→ WHAT YOU WILL DO
For the data that follows, report how many lines contain the word "Reported", and nothing else.

→ Figure contents as structured data
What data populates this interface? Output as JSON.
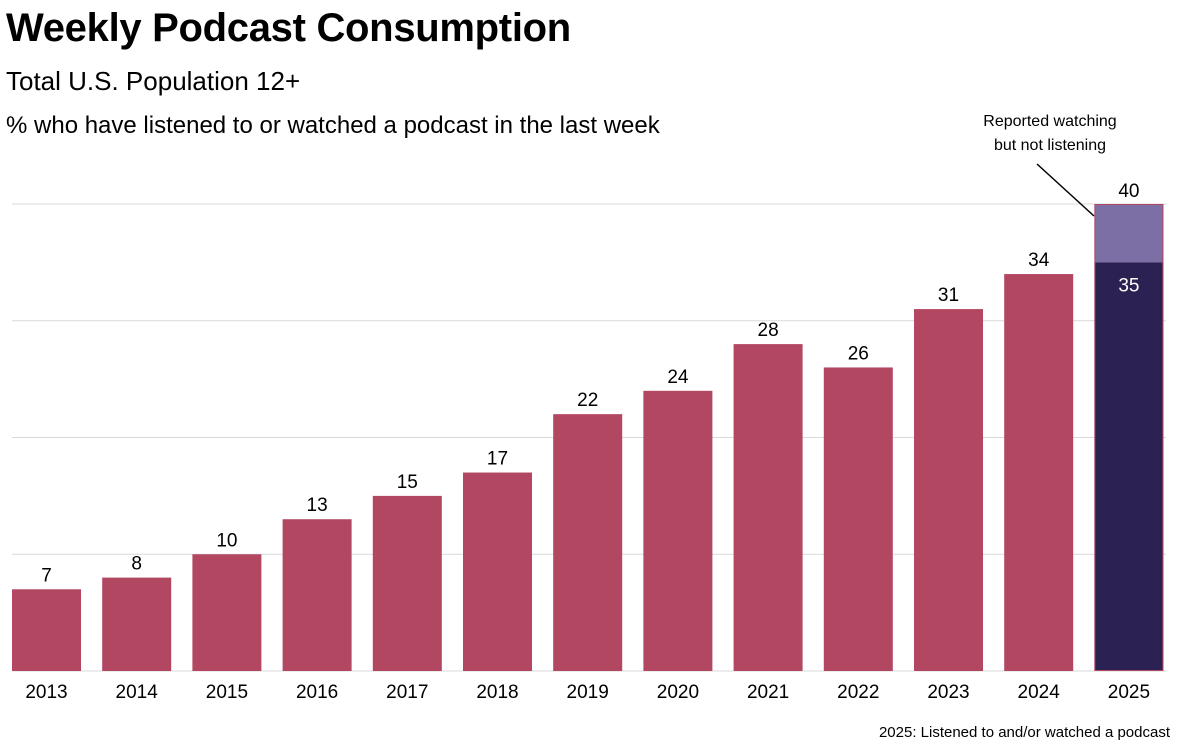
{
  "header": {
    "title": "Weekly Podcast Consumption",
    "subtitle": "Total U.S. Population 12+",
    "description": "% who have listened to or watched a podcast in the last week"
  },
  "footnote": "2025: Listened to and/or watched a podcast",
  "colors": {
    "bar": "#b24762",
    "listening_2025": "#2b2152",
    "watching_only_2025": "#7c6fa6",
    "gridline": "#d9d9d9"
  },
  "chart_data": {
    "type": "bar",
    "title": "Weekly Podcast Consumption",
    "subtitle": "Total U.S. Population 12+",
    "categories": [
      "2013",
      "2014",
      "2015",
      "2016",
      "2017",
      "2018",
      "2019",
      "2020",
      "2021",
      "2022",
      "2023",
      "2024",
      "2025"
    ],
    "values": [
      7,
      8,
      10,
      13,
      15,
      17,
      22,
      24,
      28,
      26,
      31,
      34,
      40
    ],
    "stacked_2025": {
      "base_value": 35,
      "total_value": 40,
      "annotation": "Reported watching but not listening",
      "annotation_lines": [
        "Reported watching",
        "but not listening"
      ]
    },
    "ylim": [
      0,
      40
    ],
    "ygrid_values": [
      10,
      20,
      30,
      40
    ],
    "grid": true,
    "xlabel": "",
    "ylabel": ""
  }
}
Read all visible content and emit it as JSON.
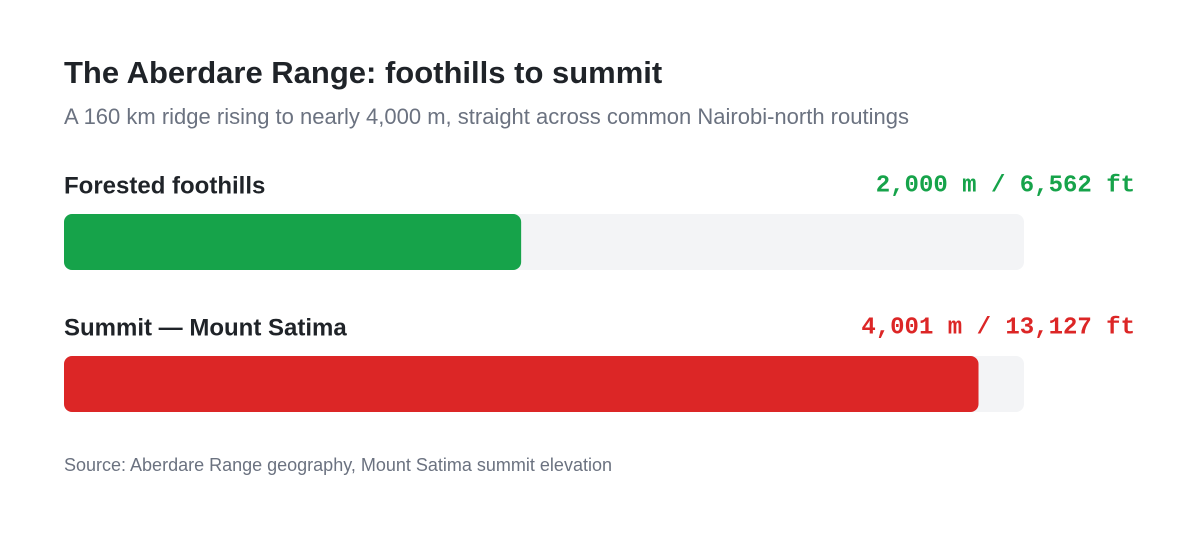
{
  "chart_data": {
    "type": "bar",
    "orientation": "horizontal",
    "title": "The Aberdare Range: foothills to summit",
    "subtitle": "A 160 km ridge rising to nearly 4,000 m, straight across common Nairobi-north routings",
    "categories": [
      "Forested foothills",
      "Summit — Mount Satima"
    ],
    "values": [
      2000,
      4001
    ],
    "value_labels": [
      "2,000 m / 6,562 ft",
      "4,001 m / 13,127 ft"
    ],
    "colors": [
      "#16a34a",
      "#dc2626"
    ],
    "xlim": [
      0,
      4200
    ],
    "source": "Source: Aberdare Range geography, Mount Satima summit elevation"
  }
}
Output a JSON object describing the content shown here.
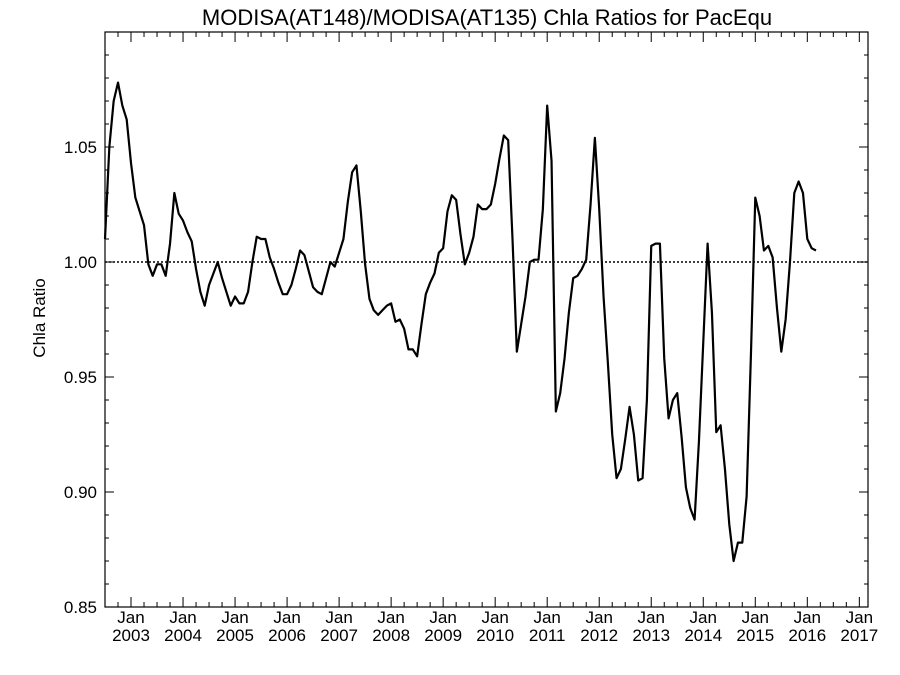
{
  "chart_data": {
    "type": "line",
    "title": "MODISA(AT148)/MODISA(AT135)  Chla Ratios for PacEqu",
    "xlabel": "",
    "ylabel": "Chla Ratio",
    "ylim": [
      0.85,
      1.1
    ],
    "xlim": [
      "2002-07",
      "2017-03"
    ],
    "grid": false,
    "reference_line": 1.0,
    "y_ticks": [
      0.85,
      0.9,
      0.95,
      1.0,
      1.05
    ],
    "y_tick_labels": [
      "0.85",
      "0.90",
      "0.95",
      "1.00",
      "1.05"
    ],
    "x_ticks": [
      {
        "month": "Jan",
        "year": "2003",
        "date": "2003-01"
      },
      {
        "month": "Jan",
        "year": "2004",
        "date": "2004-01"
      },
      {
        "month": "Jan",
        "year": "2005",
        "date": "2005-01"
      },
      {
        "month": "Jan",
        "year": "2006",
        "date": "2006-01"
      },
      {
        "month": "Jan",
        "year": "2007",
        "date": "2007-01"
      },
      {
        "month": "Jan",
        "year": "2008",
        "date": "2008-01"
      },
      {
        "month": "Jan",
        "year": "2009",
        "date": "2009-01"
      },
      {
        "month": "Jan",
        "year": "2010",
        "date": "2010-01"
      },
      {
        "month": "Jan",
        "year": "2011",
        "date": "2011-01"
      },
      {
        "month": "Jan",
        "year": "2012",
        "date": "2012-01"
      },
      {
        "month": "Jan",
        "year": "2013",
        "date": "2013-01"
      },
      {
        "month": "Jan",
        "year": "2014",
        "date": "2014-01"
      },
      {
        "month": "Jan",
        "year": "2015",
        "date": "2015-01"
      },
      {
        "month": "Jan",
        "year": "2016",
        "date": "2016-01"
      },
      {
        "month": "Jan",
        "year": "2017",
        "date": "2017-01"
      }
    ],
    "series": [
      {
        "color": "#000000",
        "points": [
          [
            "2002-07",
            1.01
          ],
          [
            "2002-08",
            1.05
          ],
          [
            "2002-09",
            1.07
          ],
          [
            "2002-10",
            1.078
          ],
          [
            "2002-11",
            1.068
          ],
          [
            "2002-12",
            1.062
          ],
          [
            "2003-01",
            1.043
          ],
          [
            "2003-02",
            1.028
          ],
          [
            "2003-03",
            1.022
          ],
          [
            "2003-04",
            1.016
          ],
          [
            "2003-05",
            0.999
          ],
          [
            "2003-06",
            0.994
          ],
          [
            "2003-07",
            0.999
          ],
          [
            "2003-08",
            0.999
          ],
          [
            "2003-09",
            0.994
          ],
          [
            "2003-10",
            1.008
          ],
          [
            "2003-11",
            1.03
          ],
          [
            "2003-12",
            1.021
          ],
          [
            "2004-01",
            1.018
          ],
          [
            "2004-02",
            1.013
          ],
          [
            "2004-03",
            1.009
          ],
          [
            "2004-04",
            0.997
          ],
          [
            "2004-05",
            0.987
          ],
          [
            "2004-06",
            0.981
          ],
          [
            "2004-07",
            0.99
          ],
          [
            "2004-08",
            0.995
          ],
          [
            "2004-09",
            1.0
          ],
          [
            "2004-10",
            0.993
          ],
          [
            "2004-11",
            0.987
          ],
          [
            "2004-12",
            0.981
          ],
          [
            "2005-01",
            0.985
          ],
          [
            "2005-02",
            0.982
          ],
          [
            "2005-03",
            0.982
          ],
          [
            "2005-04",
            0.987
          ],
          [
            "2005-05",
            1.0
          ],
          [
            "2005-06",
            1.011
          ],
          [
            "2005-07",
            1.01
          ],
          [
            "2005-08",
            1.01
          ],
          [
            "2005-09",
            1.002
          ],
          [
            "2005-10",
            0.997
          ],
          [
            "2005-11",
            0.991
          ],
          [
            "2005-12",
            0.986
          ],
          [
            "2006-01",
            0.986
          ],
          [
            "2006-02",
            0.99
          ],
          [
            "2006-03",
            0.997
          ],
          [
            "2006-04",
            1.005
          ],
          [
            "2006-05",
            1.003
          ],
          [
            "2006-06",
            0.996
          ],
          [
            "2006-07",
            0.989
          ],
          [
            "2006-08",
            0.987
          ],
          [
            "2006-09",
            0.986
          ],
          [
            "2006-10",
            0.993
          ],
          [
            "2006-11",
            1.0
          ],
          [
            "2006-12",
            0.998
          ],
          [
            "2007-01",
            1.004
          ],
          [
            "2007-02",
            1.01
          ],
          [
            "2007-03",
            1.026
          ],
          [
            "2007-04",
            1.039
          ],
          [
            "2007-05",
            1.042
          ],
          [
            "2007-06",
            1.022
          ],
          [
            "2007-07",
            0.999
          ],
          [
            "2007-08",
            0.984
          ],
          [
            "2007-09",
            0.979
          ],
          [
            "2007-10",
            0.977
          ],
          [
            "2007-11",
            0.979
          ],
          [
            "2007-12",
            0.981
          ],
          [
            "2008-01",
            0.982
          ],
          [
            "2008-02",
            0.974
          ],
          [
            "2008-03",
            0.975
          ],
          [
            "2008-04",
            0.971
          ],
          [
            "2008-05",
            0.962
          ],
          [
            "2008-06",
            0.962
          ],
          [
            "2008-07",
            0.959
          ],
          [
            "2008-08",
            0.973
          ],
          [
            "2008-09",
            0.986
          ],
          [
            "2008-10",
            0.991
          ],
          [
            "2008-11",
            0.995
          ],
          [
            "2008-12",
            1.004
          ],
          [
            "2009-01",
            1.006
          ],
          [
            "2009-02",
            1.022
          ],
          [
            "2009-03",
            1.029
          ],
          [
            "2009-04",
            1.027
          ],
          [
            "2009-05",
            1.012
          ],
          [
            "2009-06",
            0.999
          ],
          [
            "2009-07",
            1.004
          ],
          [
            "2009-08",
            1.011
          ],
          [
            "2009-09",
            1.025
          ],
          [
            "2009-10",
            1.023
          ],
          [
            "2009-11",
            1.023
          ],
          [
            "2009-12",
            1.025
          ],
          [
            "2010-01",
            1.034
          ],
          [
            "2010-02",
            1.045
          ],
          [
            "2010-03",
            1.055
          ],
          [
            "2010-04",
            1.053
          ],
          [
            "2010-05",
            1.01
          ],
          [
            "2010-06",
            0.961
          ],
          [
            "2010-07",
            0.973
          ],
          [
            "2010-08",
            0.985
          ],
          [
            "2010-09",
            1.0
          ],
          [
            "2010-10",
            1.001
          ],
          [
            "2010-11",
            1.001
          ],
          [
            "2010-12",
            1.023
          ],
          [
            "2011-01",
            1.068
          ],
          [
            "2011-02",
            1.044
          ],
          [
            "2011-03",
            0.935
          ],
          [
            "2011-04",
            0.943
          ],
          [
            "2011-05",
            0.958
          ],
          [
            "2011-06",
            0.978
          ],
          [
            "2011-07",
            0.993
          ],
          [
            "2011-08",
            0.994
          ],
          [
            "2011-09",
            0.997
          ],
          [
            "2011-10",
            1.001
          ],
          [
            "2011-11",
            1.025
          ],
          [
            "2011-12",
            1.054
          ],
          [
            "2012-01",
            1.023
          ],
          [
            "2012-02",
            0.985
          ],
          [
            "2012-03",
            0.956
          ],
          [
            "2012-04",
            0.925
          ],
          [
            "2012-05",
            0.906
          ],
          [
            "2012-06",
            0.91
          ],
          [
            "2012-07",
            0.923
          ],
          [
            "2012-08",
            0.937
          ],
          [
            "2012-09",
            0.925
          ],
          [
            "2012-10",
            0.905
          ],
          [
            "2012-11",
            0.906
          ],
          [
            "2012-12",
            0.94
          ],
          [
            "2013-01",
            1.007
          ],
          [
            "2013-02",
            1.008
          ],
          [
            "2013-03",
            1.008
          ],
          [
            "2013-04",
            0.958
          ],
          [
            "2013-05",
            0.932
          ],
          [
            "2013-06",
            0.94
          ],
          [
            "2013-07",
            0.943
          ],
          [
            "2013-08",
            0.924
          ],
          [
            "2013-09",
            0.902
          ],
          [
            "2013-10",
            0.893
          ],
          [
            "2013-11",
            0.888
          ],
          [
            "2013-12",
            0.922
          ],
          [
            "2014-01",
            0.965
          ],
          [
            "2014-02",
            1.008
          ],
          [
            "2014-03",
            0.978
          ],
          [
            "2014-04",
            0.926
          ],
          [
            "2014-05",
            0.929
          ],
          [
            "2014-06",
            0.91
          ],
          [
            "2014-07",
            0.886
          ],
          [
            "2014-08",
            0.87
          ],
          [
            "2014-09",
            0.878
          ],
          [
            "2014-10",
            0.878
          ],
          [
            "2014-11",
            0.898
          ],
          [
            "2014-12",
            0.96
          ],
          [
            "2015-01",
            1.028
          ],
          [
            "2015-02",
            1.02
          ],
          [
            "2015-03",
            1.005
          ],
          [
            "2015-04",
            1.007
          ],
          [
            "2015-05",
            1.002
          ],
          [
            "2015-06",
            0.98
          ],
          [
            "2015-07",
            0.961
          ],
          [
            "2015-08",
            0.975
          ],
          [
            "2015-09",
            1.0
          ],
          [
            "2015-10",
            1.03
          ],
          [
            "2015-11",
            1.035
          ],
          [
            "2015-12",
            1.03
          ],
          [
            "2016-01",
            1.01
          ],
          [
            "2016-02",
            1.006
          ],
          [
            "2016-03",
            1.005
          ]
        ]
      }
    ]
  }
}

→ RESULT
2